• [CHALLENGE] Make a verbatim copy of the entries below; pictures stay out.

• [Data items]
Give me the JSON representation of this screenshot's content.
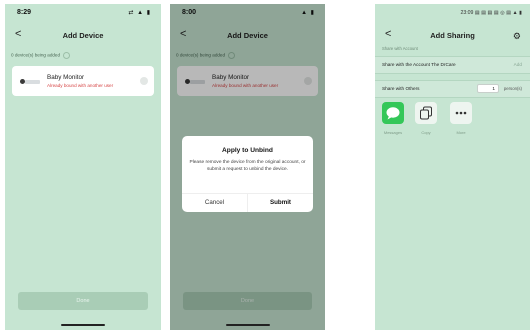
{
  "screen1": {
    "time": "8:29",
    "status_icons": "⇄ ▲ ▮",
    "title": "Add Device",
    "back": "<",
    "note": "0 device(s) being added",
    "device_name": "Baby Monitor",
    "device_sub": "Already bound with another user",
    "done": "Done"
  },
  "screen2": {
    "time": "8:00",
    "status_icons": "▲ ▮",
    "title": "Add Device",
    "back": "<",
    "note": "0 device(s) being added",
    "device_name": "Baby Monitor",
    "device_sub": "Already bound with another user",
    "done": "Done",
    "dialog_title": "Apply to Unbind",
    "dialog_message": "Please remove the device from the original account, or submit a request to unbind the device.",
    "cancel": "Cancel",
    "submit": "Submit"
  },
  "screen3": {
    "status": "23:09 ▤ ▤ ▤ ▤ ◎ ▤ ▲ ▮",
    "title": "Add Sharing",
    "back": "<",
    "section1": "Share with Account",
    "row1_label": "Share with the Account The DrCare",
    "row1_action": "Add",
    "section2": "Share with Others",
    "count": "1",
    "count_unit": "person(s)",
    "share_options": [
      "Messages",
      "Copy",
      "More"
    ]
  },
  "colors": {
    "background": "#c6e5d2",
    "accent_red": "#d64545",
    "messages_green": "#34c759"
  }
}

• [WRITTEN SOLUTION]
Give me the JSON representation of this screenshot's content.
{
  "screen1": {
    "time": "8:29",
    "status_icons": "⇄ ▲ ▮",
    "title": "Add Device",
    "back": "<",
    "note": "0 device(s) being added",
    "device_name": "Baby Monitor",
    "device_sub": "Already bound with another user",
    "done": "Done"
  },
  "screen2": {
    "time": "8:00",
    "status_icons": "▲ ▮",
    "title": "Add Device",
    "back": "<",
    "note": "0 device(s) being added",
    "device_name": "Baby Monitor",
    "device_sub": "Already bound with another user",
    "done": "Done",
    "dialog_title": "Apply to Unbind",
    "dialog_message": "Please remove the device from the original account, or submit a request to unbind the device.",
    "cancel": "Cancel",
    "submit": "Submit"
  },
  "screen3": {
    "status": "23:09 ▤ ▤ ▤ ▤ ◎ ▤ ▲ ▮",
    "title": "Add Sharing",
    "back": "<",
    "section1": "Share with Account",
    "row1_label": "Share with the Account The DrCare",
    "row1_action": "Add",
    "section2": "Share with Others",
    "count": "1",
    "count_unit": "person(s)",
    "share_options": [
      "Messages",
      "Copy",
      "More"
    ]
  },
  "colors": {
    "background": "#c6e5d2",
    "accent_red": "#d64545",
    "messages_green": "#34c759"
  }
}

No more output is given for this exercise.